**Requirement:** Write out all entries word for word.

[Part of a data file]
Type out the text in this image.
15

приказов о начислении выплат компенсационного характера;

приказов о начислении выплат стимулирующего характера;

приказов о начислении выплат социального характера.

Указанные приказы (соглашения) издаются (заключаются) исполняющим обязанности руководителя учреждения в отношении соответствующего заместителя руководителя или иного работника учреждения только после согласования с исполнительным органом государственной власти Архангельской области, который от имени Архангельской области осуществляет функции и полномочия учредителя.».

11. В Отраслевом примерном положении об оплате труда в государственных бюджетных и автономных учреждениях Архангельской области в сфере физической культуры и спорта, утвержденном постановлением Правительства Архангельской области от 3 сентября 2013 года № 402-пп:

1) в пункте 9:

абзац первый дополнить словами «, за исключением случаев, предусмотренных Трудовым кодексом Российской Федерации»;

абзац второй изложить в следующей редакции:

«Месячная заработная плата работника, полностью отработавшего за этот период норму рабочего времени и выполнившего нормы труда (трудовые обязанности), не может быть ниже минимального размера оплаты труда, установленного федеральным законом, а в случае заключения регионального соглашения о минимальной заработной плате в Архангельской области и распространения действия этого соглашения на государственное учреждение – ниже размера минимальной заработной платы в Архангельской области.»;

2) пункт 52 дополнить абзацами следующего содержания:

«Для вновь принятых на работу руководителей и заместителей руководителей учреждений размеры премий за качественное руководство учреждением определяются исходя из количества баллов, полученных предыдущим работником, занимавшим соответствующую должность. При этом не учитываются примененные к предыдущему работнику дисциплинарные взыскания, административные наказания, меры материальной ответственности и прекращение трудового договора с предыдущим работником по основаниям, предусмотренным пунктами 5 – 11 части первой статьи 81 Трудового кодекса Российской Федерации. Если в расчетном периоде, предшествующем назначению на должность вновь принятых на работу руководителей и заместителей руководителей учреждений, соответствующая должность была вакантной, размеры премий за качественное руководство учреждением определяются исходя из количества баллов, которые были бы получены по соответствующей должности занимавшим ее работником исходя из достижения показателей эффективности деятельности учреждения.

**The response:**
Type out the text in this image.
15

приказов о начислении выплат компенсационного характера;

приказов о начислении выплат стимулирующего характера;

приказов о начислении выплат социального характера.

Указанные приказы (соглашения) издаются (заключаются) исполняющим обязанности руководителя учреждения в отношении соответствующего заместителя руководителя или иного работника учреждения только после согласования с исполнительным органом государственной власти Архангельской области, который от имени Архангельской области осуществляет функции и полномочия учредителя.».

11. В Отраслевом примерном положении об оплате труда в государственных бюджетных и автономных учреждениях Архангельской области в сфере физической культуры и спорта, утвержденном постановлением Правительства Архангельской области от 3 сентября 2013 года № 402-пп:

1) в пункте 9:

абзац первый дополнить словами «, за исключением случаев, предусмотренных Трудовым кодексом Российской Федерации»;

абзац второй изложить в следующей редакции:

«Месячная заработная плата работника, полностью отработавшего за этот период норму рабочего времени и выполнившего нормы труда (трудовые обязанности), не может быть ниже минимального размера оплаты труда, установленного федеральным законом, а в случае заключения регионального соглашения о минимальной заработной плате в Архангельской области и распространения действия этого соглашения на государственное учреждение – ниже размера минимальной заработной платы в Архангельской области.»;

2) пункт 52 дополнить абзацами следующего содержания:

«Для вновь принятых на работу руководителей и заместителей руководителей учреждений размеры премий за качественное руководство учреждением определяются исходя из количества баллов, полученных предыдущим работником, занимавшим соответствующую должность. При этом не учитываются примененные к предыдущему работнику дисциплинарные взыскания, административные наказания, меры материальной ответственности и прекращение трудового договора с предыдущим работником по основаниям, предусмотренным пунктами 5 – 11 части первой статьи 81 Трудового кодекса Российской Федерации. Если в расчетном периоде, предшествующем назначению на должность вновь принятых на работу руководителей и заместителей руководителей учреждений, соответствующая должность была вакантной, размеры премий за качественное руководство учреждением определяются исходя из количества баллов, которые были бы получены по соответствующей должности занимавшим ее работником исходя из достижения показателей эффективности деятельности учреждения.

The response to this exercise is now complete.